--- Begin ---
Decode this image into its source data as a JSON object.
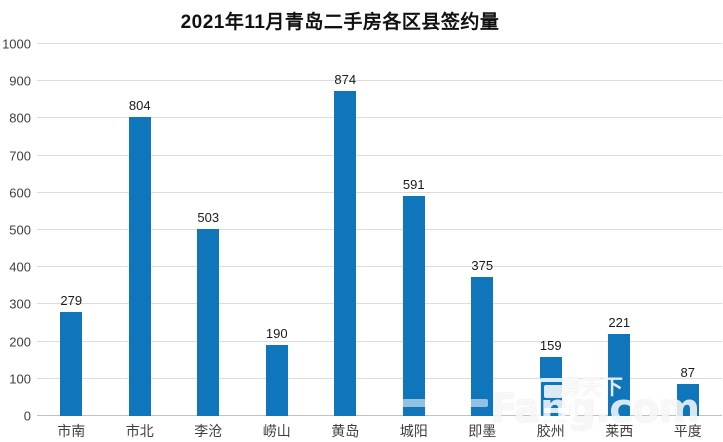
{
  "chart_data": {
    "type": "bar",
    "title": "2021年11月青岛二手房各区县签约量",
    "categories": [
      "市南",
      "市北",
      "李沧",
      "崂山",
      "黄岛",
      "城阳",
      "即墨",
      "胶州",
      "莱西",
      "平度"
    ],
    "values": [
      279,
      804,
      503,
      190,
      874,
      591,
      375,
      159,
      221,
      87
    ],
    "xlabel": "",
    "ylabel": "",
    "ylim": [
      0,
      1000
    ],
    "yticks": [
      0,
      100,
      200,
      300,
      400,
      500,
      600,
      700,
      800,
      900,
      1000
    ],
    "grid": true,
    "legend": "none",
    "data_labels": true
  },
  "watermark": {
    "cjk": "房天下",
    "latin": "Fang.com"
  },
  "colors": {
    "bar": "#0F76BC",
    "gridline": "#DCDCDC",
    "axis_line": "#C2C2C2",
    "value_text": "#1A1A1A",
    "axis_text": "#3F3F3F",
    "background": "#FFFFFF"
  }
}
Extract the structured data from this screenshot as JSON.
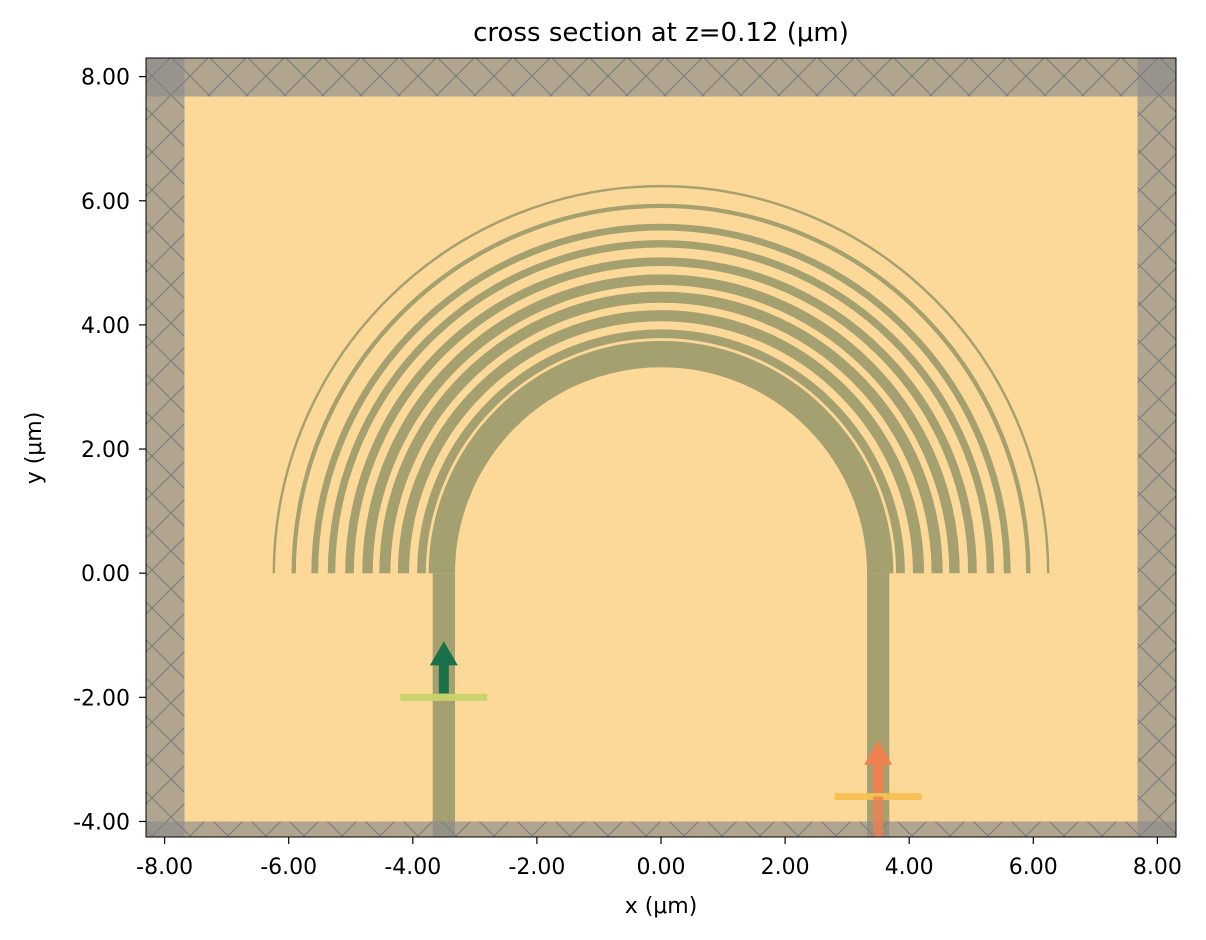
{
  "chart_data": {
    "type": "cross-section",
    "title": "cross section at z=0.12 (μm)",
    "xlabel": "x (μm)",
    "ylabel": "y (μm)",
    "xlim": [
      -8.3,
      8.3
    ],
    "ylim": [
      -4.25,
      8.3
    ],
    "xticks": [
      -8,
      -6,
      -4,
      -2,
      0,
      2,
      4,
      6,
      8
    ],
    "yticks": [
      -4,
      -2,
      0,
      2,
      4,
      6,
      8
    ],
    "xtick_labels": [
      "-8.00",
      "-6.00",
      "-4.00",
      "-2.00",
      "0.00",
      "2.00",
      "4.00",
      "6.00",
      "8.00"
    ],
    "ytick_labels": [
      "-4.00",
      "-2.00",
      "0.00",
      "2.00",
      "4.00",
      "6.00",
      "8.00"
    ],
    "grid": false,
    "colors": {
      "background": "#fdd999",
      "structure": "#a5a06f",
      "pml": "#8c8c8c",
      "source": "#1a7048",
      "source_plane": "#c7d46a",
      "monitor": "#f0804f",
      "monitor_plane": "#f5c152"
    },
    "simulation_box": {
      "x": [
        -8.3,
        8.3
      ],
      "y": [
        -4.25,
        8.3
      ]
    },
    "pml_thickness": 0.62,
    "waveguide": {
      "center_radius": 3.5,
      "width": 0.36,
      "straight_from_y": -4.25,
      "straight_to_y": 0
    },
    "rings": [
      {
        "radius": 3.68,
        "width": 0.13
      },
      {
        "radius": 3.86,
        "width": 0.14
      },
      {
        "radius": 4.15,
        "width": 0.18
      },
      {
        "radius": 4.45,
        "width": 0.18
      },
      {
        "radius": 4.73,
        "width": 0.17
      },
      {
        "radius": 5.02,
        "width": 0.14
      },
      {
        "radius": 5.31,
        "width": 0.12
      },
      {
        "radius": 5.58,
        "width": 0.11
      },
      {
        "radius": 5.92,
        "width": 0.07
      },
      {
        "radius": 6.24,
        "width": 0.04
      }
    ],
    "source": {
      "x": -3.5,
      "y": -2.0,
      "plane_x": [
        -4.2,
        -2.8
      ],
      "direction": "+y"
    },
    "monitor": {
      "x": 3.5,
      "y": -3.6,
      "plane_x": [
        2.8,
        4.2
      ],
      "direction": "+y"
    }
  }
}
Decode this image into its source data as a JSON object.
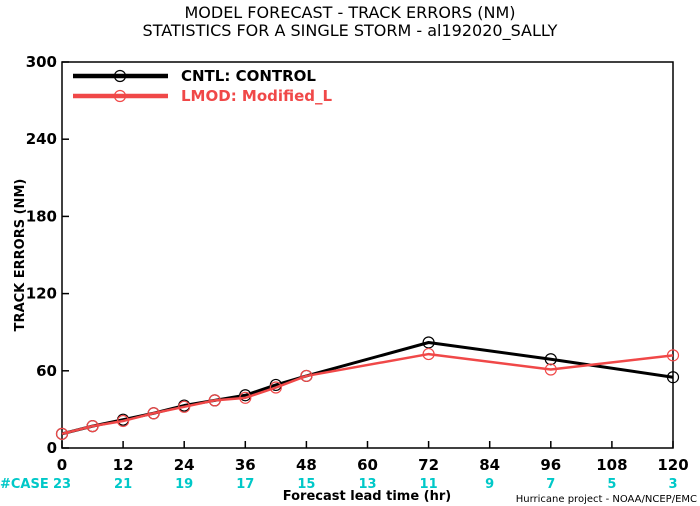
{
  "chart_data": {
    "type": "line",
    "title": "MODEL FORECAST - TRACK ERRORS (NM)",
    "subtitle": "STATISTICS FOR A SINGLE STORM - al192020_SALLY",
    "xlabel": "Forecast lead time (hr)",
    "ylabel": "TRACK ERRORS (NM)",
    "xlim": [
      0,
      120
    ],
    "ylim": [
      0,
      300
    ],
    "x_ticks": [
      "0",
      "12",
      "24",
      "36",
      "48",
      "60",
      "72",
      "84",
      "96",
      "108",
      "120"
    ],
    "y_ticks": [
      "0",
      "60",
      "120",
      "180",
      "240",
      "300"
    ],
    "grid": false,
    "legend_position": "top-left",
    "series": [
      {
        "name": "CNTL: CONTROL",
        "color": "#000000",
        "x": [
          0,
          6,
          12,
          18,
          24,
          30,
          36,
          42,
          48,
          72,
          96,
          120
        ],
        "y": [
          11,
          17,
          22,
          27,
          33,
          37,
          41,
          49,
          56,
          82,
          69,
          55
        ]
      },
      {
        "name": "LMOD: Modified_L",
        "color": "#f04848",
        "x": [
          0,
          6,
          12,
          18,
          24,
          30,
          36,
          42,
          48,
          72,
          96,
          120
        ],
        "y": [
          11,
          17,
          21,
          27,
          32,
          37,
          39,
          47,
          56,
          73,
          61,
          72
        ]
      }
    ],
    "case_label": "#CASE",
    "case_color": "#00c8c8",
    "case_counts": [
      {
        "x": 0,
        "n": "23"
      },
      {
        "x": 12,
        "n": "21"
      },
      {
        "x": 24,
        "n": "19"
      },
      {
        "x": 36,
        "n": "17"
      },
      {
        "x": 48,
        "n": "15"
      },
      {
        "x": 60,
        "n": "13"
      },
      {
        "x": 72,
        "n": "11"
      },
      {
        "x": 84,
        "n": "9"
      },
      {
        "x": 96,
        "n": "7"
      },
      {
        "x": 108,
        "n": "5"
      },
      {
        "x": 120,
        "n": "3"
      }
    ],
    "credit": "Hurricane project - NOAA/NCEP/EMC"
  }
}
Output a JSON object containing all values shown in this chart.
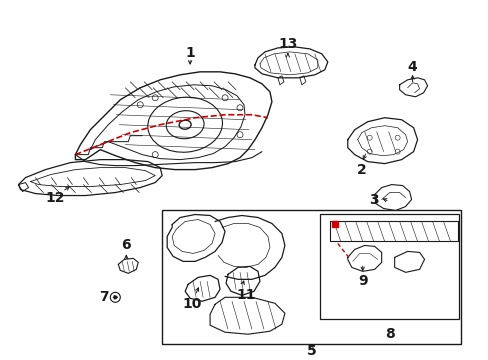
{
  "background_color": "#ffffff",
  "line_color": "#1a1a1a",
  "red_color": "#cc0000",
  "fig_width": 4.89,
  "fig_height": 3.6,
  "dpi": 100
}
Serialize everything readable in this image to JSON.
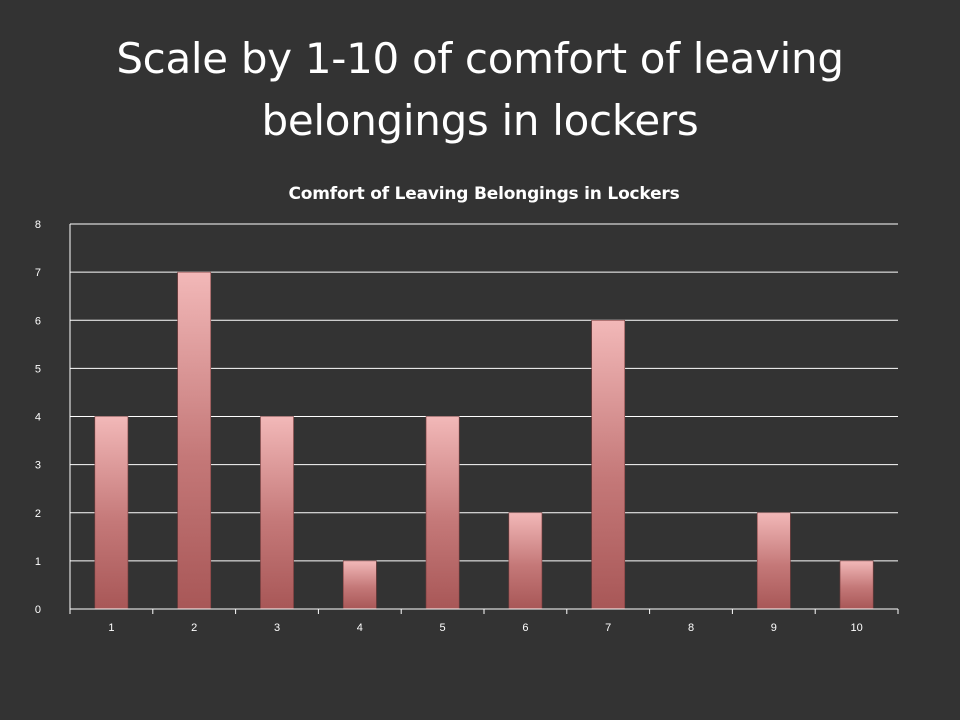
{
  "slide": {
    "title": "Scale by 1-10 of comfort of leaving belongings in lockers"
  },
  "chart_data": {
    "type": "bar",
    "title": "Comfort of Leaving Belongings in Lockers",
    "categories": [
      "1",
      "2",
      "3",
      "4",
      "5",
      "6",
      "7",
      "8",
      "9",
      "10"
    ],
    "values": [
      4,
      7,
      4,
      1,
      4,
      2,
      6,
      0,
      2,
      1
    ],
    "xlabel": "",
    "ylabel": "",
    "ylim": [
      0,
      8
    ],
    "yticks": [
      0,
      1,
      2,
      3,
      4,
      5,
      6,
      7,
      8
    ],
    "grid": true,
    "legend": "none",
    "colors": {
      "background": "#333333",
      "bar_top": "#f2b8b8",
      "bar_mid": "#c47878",
      "bar_bottom": "#a85757",
      "grid": "#ffffff",
      "text": "#ffffff"
    }
  }
}
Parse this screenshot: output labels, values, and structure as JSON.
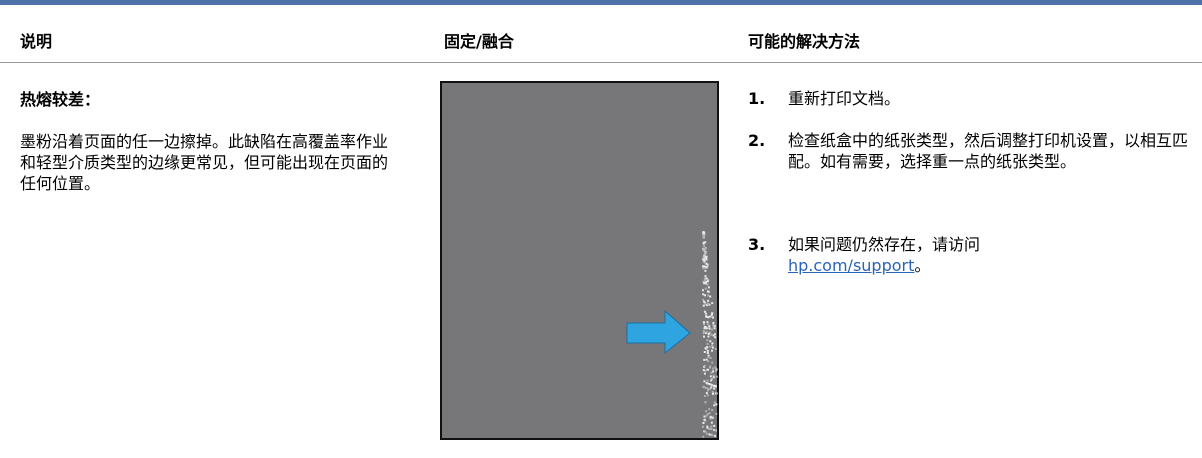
{
  "table": {
    "header": [
      "说明",
      "固定/融合",
      "可能的解决方法"
    ],
    "row": {
      "title": "热熔较差：",
      "description": "墨粉沿着页面的任一边擦掉。此缺陷在高覆盖率作业和轻型介质类型的边缘更常见，但可能出现在页面的任何位置。",
      "steps": [
        {
          "number": "1.",
          "text": "重新打印文档。"
        },
        {
          "number": "2.",
          "text": "检查纸盒中的纸张类型，然后调整打印机设置，以相互匹配。如有需要，选择重一点的纸张类型。"
        },
        {
          "number": "3.",
          "text": "如果问题仍然存在，请访问 ",
          "link": "hp.com/support",
          "after": "。"
        }
      ]
    }
  }
}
--- End ---
Repeat the preceding records precisely, and leave every picture out of the copy.

[RESULT OF THIS EXERCISE]
Decode this image into its source data as a JSON object.
{
  "chart_data": {
    "type": "bar",
    "title": "2021年11月青岛二手房各区县签约量",
    "categories": [
      "市南",
      "市北",
      "李沧",
      "崂山",
      "黄岛",
      "城阳",
      "即墨",
      "胶州",
      "莱西",
      "平度"
    ],
    "values": [
      279,
      804,
      503,
      190,
      874,
      591,
      375,
      159,
      221,
      87
    ],
    "xlabel": "",
    "ylabel": "",
    "ylim": [
      0,
      1000
    ],
    "yticks": [
      0,
      100,
      200,
      300,
      400,
      500,
      600,
      700,
      800,
      900,
      1000
    ],
    "grid": true,
    "legend": "none",
    "data_labels": true
  },
  "watermark": {
    "cjk": "房天下",
    "latin": "Fang.com"
  },
  "colors": {
    "bar": "#0F76BC",
    "gridline": "#DCDCDC",
    "axis_line": "#C2C2C2",
    "value_text": "#1A1A1A",
    "axis_text": "#3F3F3F",
    "background": "#FFFFFF"
  }
}
Extract the structured data from this screenshot as JSON.
{
  "chart_data": {
    "type": "cross-section",
    "title": "cross section at z=0.12 (μm)",
    "xlabel": "x (μm)",
    "ylabel": "y (μm)",
    "xlim": [
      -8.3,
      8.3
    ],
    "ylim": [
      -4.25,
      8.3
    ],
    "xticks": [
      -8,
      -6,
      -4,
      -2,
      0,
      2,
      4,
      6,
      8
    ],
    "yticks": [
      -4,
      -2,
      0,
      2,
      4,
      6,
      8
    ],
    "xtick_labels": [
      "-8.00",
      "-6.00",
      "-4.00",
      "-2.00",
      "0.00",
      "2.00",
      "4.00",
      "6.00",
      "8.00"
    ],
    "ytick_labels": [
      "-4.00",
      "-2.00",
      "0.00",
      "2.00",
      "4.00",
      "6.00",
      "8.00"
    ],
    "grid": false,
    "colors": {
      "background": "#fdd999",
      "structure": "#a5a06f",
      "pml": "#8c8c8c",
      "source": "#1a7048",
      "source_plane": "#c7d46a",
      "monitor": "#f0804f",
      "monitor_plane": "#f5c152"
    },
    "simulation_box": {
      "x": [
        -8.3,
        8.3
      ],
      "y": [
        -4.25,
        8.3
      ]
    },
    "pml_thickness": 0.62,
    "waveguide": {
      "center_radius": 3.5,
      "width": 0.36,
      "straight_from_y": -4.25,
      "straight_to_y": 0
    },
    "rings": [
      {
        "radius": 3.68,
        "width": 0.13
      },
      {
        "radius": 3.86,
        "width": 0.14
      },
      {
        "radius": 4.15,
        "width": 0.18
      },
      {
        "radius": 4.45,
        "width": 0.18
      },
      {
        "radius": 4.73,
        "width": 0.17
      },
      {
        "radius": 5.02,
        "width": 0.14
      },
      {
        "radius": 5.31,
        "width": 0.12
      },
      {
        "radius": 5.58,
        "width": 0.11
      },
      {
        "radius": 5.92,
        "width": 0.07
      },
      {
        "radius": 6.24,
        "width": 0.04
      }
    ],
    "source": {
      "x": -3.5,
      "y": -2.0,
      "plane_x": [
        -4.2,
        -2.8
      ],
      "direction": "+y"
    },
    "monitor": {
      "x": 3.5,
      "y": -3.6,
      "plane_x": [
        2.8,
        4.2
      ],
      "direction": "+y"
    }
  }
}
Decode this image into its source data as a JSON object.
{
  "chart_data": {
    "type": "line",
    "title": "MODEL FORECAST - TRACK ERRORS (NM)",
    "subtitle": "STATISTICS FOR A SINGLE STORM - al192020_SALLY",
    "xlabel": "Forecast lead time (hr)",
    "ylabel": "TRACK ERRORS (NM)",
    "xlim": [
      0,
      120
    ],
    "ylim": [
      0,
      300
    ],
    "x_ticks": [
      "0",
      "12",
      "24",
      "36",
      "48",
      "60",
      "72",
      "84",
      "96",
      "108",
      "120"
    ],
    "y_ticks": [
      "0",
      "60",
      "120",
      "180",
      "240",
      "300"
    ],
    "grid": false,
    "legend_position": "top-left",
    "series": [
      {
        "name": "CNTL: CONTROL",
        "color": "#000000",
        "x": [
          0,
          6,
          12,
          18,
          24,
          30,
          36,
          42,
          48,
          72,
          96,
          120
        ],
        "y": [
          11,
          17,
          22,
          27,
          33,
          37,
          41,
          49,
          56,
          82,
          69,
          55
        ]
      },
      {
        "name": "LMOD: Modified_L",
        "color": "#f04848",
        "x": [
          0,
          6,
          12,
          18,
          24,
          30,
          36,
          42,
          48,
          72,
          96,
          120
        ],
        "y": [
          11,
          17,
          21,
          27,
          32,
          37,
          39,
          47,
          56,
          73,
          61,
          72
        ]
      }
    ],
    "case_label": "#CASE",
    "case_color": "#00c8c8",
    "case_counts": [
      {
        "x": 0,
        "n": "23"
      },
      {
        "x": 12,
        "n": "21"
      },
      {
        "x": 24,
        "n": "19"
      },
      {
        "x": 36,
        "n": "17"
      },
      {
        "x": 48,
        "n": "15"
      },
      {
        "x": 60,
        "n": "13"
      },
      {
        "x": 72,
        "n": "11"
      },
      {
        "x": 84,
        "n": "9"
      },
      {
        "x": 96,
        "n": "7"
      },
      {
        "x": 108,
        "n": "5"
      },
      {
        "x": 120,
        "n": "3"
      }
    ],
    "credit": "Hurricane project - NOAA/NCEP/EMC"
  }
}
Output a JSON object containing all values shown in this chart.
{
  "background_color": "#ffffff",
  "line_color": "#1a1a1a",
  "red_color": "#cc0000",
  "fig_width": 4.89,
  "fig_height": 3.6,
  "dpi": 100
}
Serialize everything readable in this image to JSON.
{
  "slide": {
    "title": "Scale by 1-10 of comfort of leaving belongings in lockers"
  },
  "chart_data": {
    "type": "bar",
    "title": "Comfort of Leaving Belongings in Lockers",
    "categories": [
      "1",
      "2",
      "3",
      "4",
      "5",
      "6",
      "7",
      "8",
      "9",
      "10"
    ],
    "values": [
      4,
      7,
      4,
      1,
      4,
      2,
      6,
      0,
      2,
      1
    ],
    "xlabel": "",
    "ylabel": "",
    "ylim": [
      0,
      8
    ],
    "yticks": [
      0,
      1,
      2,
      3,
      4,
      5,
      6,
      7,
      8
    ],
    "grid": true,
    "legend": "none",
    "colors": {
      "background": "#333333",
      "bar_top": "#f2b8b8",
      "bar_mid": "#c47878",
      "bar_bottom": "#a85757",
      "grid": "#ffffff",
      "text": "#ffffff"
    }
  }
}
Parse this screenshot: output labels, values, and structure as JSON.
{
  "table": {
    "header": [
      "说明",
      "固定/融合",
      "可能的解决方法"
    ],
    "row": {
      "title": "热熔较差：",
      "description": "墨粉沿着页面的任一边擦掉。此缺陷在高覆盖率作业和轻型介质类型的边缘更常见，但可能出现在页面的任何位置。",
      "steps": [
        {
          "number": "1.",
          "text": "重新打印文档。"
        },
        {
          "number": "2.",
          "text": "检查纸盒中的纸张类型，然后调整打印机设置，以相互匹配。如有需要，选择重一点的纸张类型。"
        },
        {
          "number": "3.",
          "text": "如果问题仍然存在，请访问 ",
          "link": "hp.com/support",
          "after": "。"
        }
      ]
    }
  }
}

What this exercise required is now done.